— Begin DATASET —
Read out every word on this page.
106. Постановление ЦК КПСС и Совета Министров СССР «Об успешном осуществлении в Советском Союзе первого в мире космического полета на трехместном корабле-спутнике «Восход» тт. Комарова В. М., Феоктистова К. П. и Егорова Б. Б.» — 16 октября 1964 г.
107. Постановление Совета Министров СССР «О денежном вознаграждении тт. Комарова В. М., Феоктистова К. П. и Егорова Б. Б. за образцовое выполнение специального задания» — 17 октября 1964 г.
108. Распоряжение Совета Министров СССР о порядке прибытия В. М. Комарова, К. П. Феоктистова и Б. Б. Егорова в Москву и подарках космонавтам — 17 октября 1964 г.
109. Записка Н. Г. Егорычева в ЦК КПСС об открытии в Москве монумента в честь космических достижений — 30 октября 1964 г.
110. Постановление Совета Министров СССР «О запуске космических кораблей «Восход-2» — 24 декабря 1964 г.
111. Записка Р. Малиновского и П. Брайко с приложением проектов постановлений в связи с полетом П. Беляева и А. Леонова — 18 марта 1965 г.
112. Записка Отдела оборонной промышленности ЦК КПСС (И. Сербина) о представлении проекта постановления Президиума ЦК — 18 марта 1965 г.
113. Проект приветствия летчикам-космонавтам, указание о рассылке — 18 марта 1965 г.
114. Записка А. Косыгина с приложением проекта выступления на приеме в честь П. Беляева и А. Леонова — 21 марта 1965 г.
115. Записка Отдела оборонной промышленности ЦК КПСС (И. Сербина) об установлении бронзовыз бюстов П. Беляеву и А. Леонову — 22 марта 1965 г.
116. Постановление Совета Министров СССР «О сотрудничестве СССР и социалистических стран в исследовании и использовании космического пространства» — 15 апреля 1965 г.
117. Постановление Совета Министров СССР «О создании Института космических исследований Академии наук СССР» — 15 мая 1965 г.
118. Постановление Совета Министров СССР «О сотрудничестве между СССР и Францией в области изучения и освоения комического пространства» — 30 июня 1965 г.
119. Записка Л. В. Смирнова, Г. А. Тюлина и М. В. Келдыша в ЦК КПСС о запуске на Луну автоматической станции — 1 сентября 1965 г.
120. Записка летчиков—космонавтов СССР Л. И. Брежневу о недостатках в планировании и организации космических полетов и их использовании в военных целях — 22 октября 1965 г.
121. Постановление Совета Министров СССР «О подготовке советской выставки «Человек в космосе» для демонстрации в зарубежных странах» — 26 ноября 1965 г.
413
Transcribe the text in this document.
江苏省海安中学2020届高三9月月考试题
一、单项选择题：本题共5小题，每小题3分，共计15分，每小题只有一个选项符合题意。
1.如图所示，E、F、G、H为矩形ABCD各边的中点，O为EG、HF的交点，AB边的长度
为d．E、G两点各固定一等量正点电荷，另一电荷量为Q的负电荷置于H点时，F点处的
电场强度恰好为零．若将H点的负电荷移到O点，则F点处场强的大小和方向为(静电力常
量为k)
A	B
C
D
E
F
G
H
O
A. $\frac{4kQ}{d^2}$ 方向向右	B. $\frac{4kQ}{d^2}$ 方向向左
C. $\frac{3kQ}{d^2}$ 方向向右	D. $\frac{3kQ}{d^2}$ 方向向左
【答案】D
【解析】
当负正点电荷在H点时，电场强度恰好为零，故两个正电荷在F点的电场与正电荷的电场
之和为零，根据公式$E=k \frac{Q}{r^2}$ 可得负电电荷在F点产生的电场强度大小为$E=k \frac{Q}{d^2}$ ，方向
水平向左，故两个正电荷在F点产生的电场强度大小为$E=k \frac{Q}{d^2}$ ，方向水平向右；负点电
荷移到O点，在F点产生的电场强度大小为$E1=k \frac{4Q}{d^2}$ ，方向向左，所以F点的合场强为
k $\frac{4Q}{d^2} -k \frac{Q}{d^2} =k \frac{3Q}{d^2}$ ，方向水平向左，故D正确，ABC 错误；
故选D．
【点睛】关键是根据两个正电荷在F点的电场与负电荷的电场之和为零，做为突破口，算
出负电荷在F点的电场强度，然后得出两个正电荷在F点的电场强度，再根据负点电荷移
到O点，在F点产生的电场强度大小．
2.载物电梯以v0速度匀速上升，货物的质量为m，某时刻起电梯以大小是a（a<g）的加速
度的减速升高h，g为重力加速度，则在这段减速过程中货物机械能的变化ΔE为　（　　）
— End DATASET —
§ **GOAL**:
Retype the material above, line by line, exactly.

§ **ANSWER TO THIS PROBLEM**:
Read out every word on this page.
106. Постановление ЦК КПСС и Совета Министров СССР «Об успешном осуществлении в Советском Союзе первого в мире космического полета на трехместном корабле-спутнике «Восход» тт. Комарова В. М., Феоктистова К. П. и Егорова Б. Б.» — 16 октября 1964 г.
107. Постановление Совета Министров СССР «О денежном вознаграждении тт. Комарова В. М., Феоктистова К. П. и Егорова Б. Б. за образцовое выполнение специального задания» — 17 октября 1964 г.
108. Распоряжение Совета Министров СССР о порядке прибытия В. М. Комарова, К. П. Феоктистова и Б. Б. Егорова в Москву и подарках космонавтам — 17 октября 1964 г.
109. Записка Н. Г. Егорычева в ЦК КПСС об открытии в Москве монумента в честь космических достижений — 30 октября 1964 г.
110. Постановление Совета Министров СССР «О запуске космических кораблей «Восход-2» — 24 декабря 1964 г.
111. Записка Р. Малиновского и П. Брайко с приложением проектов постановлений в связи с полетом П. Беляева и А. Леонова — 18 марта 1965 г.
112. Записка Отдела оборонной промышленности ЦК КПСС (И. Сербина) о представлении проекта постановления Президиума ЦК — 18 марта 1965 г.
113. Проект приветствия летчикам-космонавтам, указание о рассылке — 18 марта 1965 г.
114. Записка А. Косыгина с приложением проекта выступления на приеме в честь П. Беляева и А. Леонова — 21 марта 1965 г.
115. Записка Отдела оборонной промышленности ЦК КПСС (И. Сербина) об установлении бронзовыз бюстов П. Беляеву и А. Леонову — 22 марта 1965 г.
116. Постановление Совета Министров СССР «О сотрудничестве СССР и социалистических стран в исследовании и использовании космического пространства» — 15 апреля 1965 г.
117. Постановление Совета Министров СССР «О создании Института космических исследований Академии наук СССР» — 15 мая 1965 г.
118. Постановление Совета Министров СССР «О сотрудничестве между СССР и Францией в области изучения и освоения комического пространства» — 30 июня 1965 г.
119. Записка Л. В. Смирнова, Г. А. Тюлина и М. В. Келдыша в ЦК КПСС о запуске на Луну автоматической станции — 1 сентября 1965 г.
120. Записка летчиков—космонавтов СССР Л. И. Брежневу о недостатках в планировании и организации космических полетов и их использовании в военных целях — 22 октября 1965 г.
121. Постановление Совета Министров СССР «О подготовке советской выставки «Человек в космосе» для демонстрации в зарубежных странах» — 26 ноября 1965 г.
413
Transcribe the text in this document.
江苏省海安中学2020届高三9月月考试题
一、单项选择题：本题共5小题，每小题3分，共计15分，每小题只有一个选项符合题意。
1.如图所示，E、F、G、H为矩形ABCD各边的中点，O为EG、HF的交点，AB边的长度
为d．E、G两点各固定一等量正点电荷，另一电荷量为Q的负电荷置于H点时，F点处的
电场强度恰好为零．若将H点的负电荷移到O点，则F点处场强的大小和方向为(静电力常
量为k)
A	B
C
D
E
F
G
H
O
A. $\frac{4kQ}{d^2}$ 方向向右	B. $\frac{4kQ}{d^2}$ 方向向左
C. $\frac{3kQ}{d^2}$ 方向向右	D. $\frac{3kQ}{d^2}$ 方向向左
【答案】D
【解析】
当负正点电荷在H点时，电场强度恰好为零，故两个正电荷在F点的电场与正电荷的电场
之和为零，根据公式$E=k \frac{Q}{r^2}$ 可得负电电荷在F点产生的电场强度大小为$E=k \frac{Q}{d^2}$ ，方向
水平向左，故两个正电荷在F点产生的电场强度大小为$E=k \frac{Q}{d^2}$ ，方向水平向右；负点电
荷移到O点，在F点产生的电场强度大小为$E1=k \frac{4Q}{d^2}$ ，方向向左，所以F点的合场强为
k $\frac{4Q}{d^2} -k \frac{Q}{d^2} =k \frac{3Q}{d^2}$ ，方向水平向左，故D正确，ABC 错误；
故选D．
【点睛】关键是根据两个正电荷在F点的电场与负电荷的电场之和为零，做为突破口，算
出负电荷在F点的电场强度，然后得出两个正电荷在F点的电场强度，再根据负点电荷移
到O点，在F点产生的电场强度大小．
2.载物电梯以v0速度匀速上升，货物的质量为m，某时刻起电梯以大小是a（a<g）的加速
度的减速升高h，g为重力加速度，则在这段减速过程中货物机械能的变化ΔE为　（　　）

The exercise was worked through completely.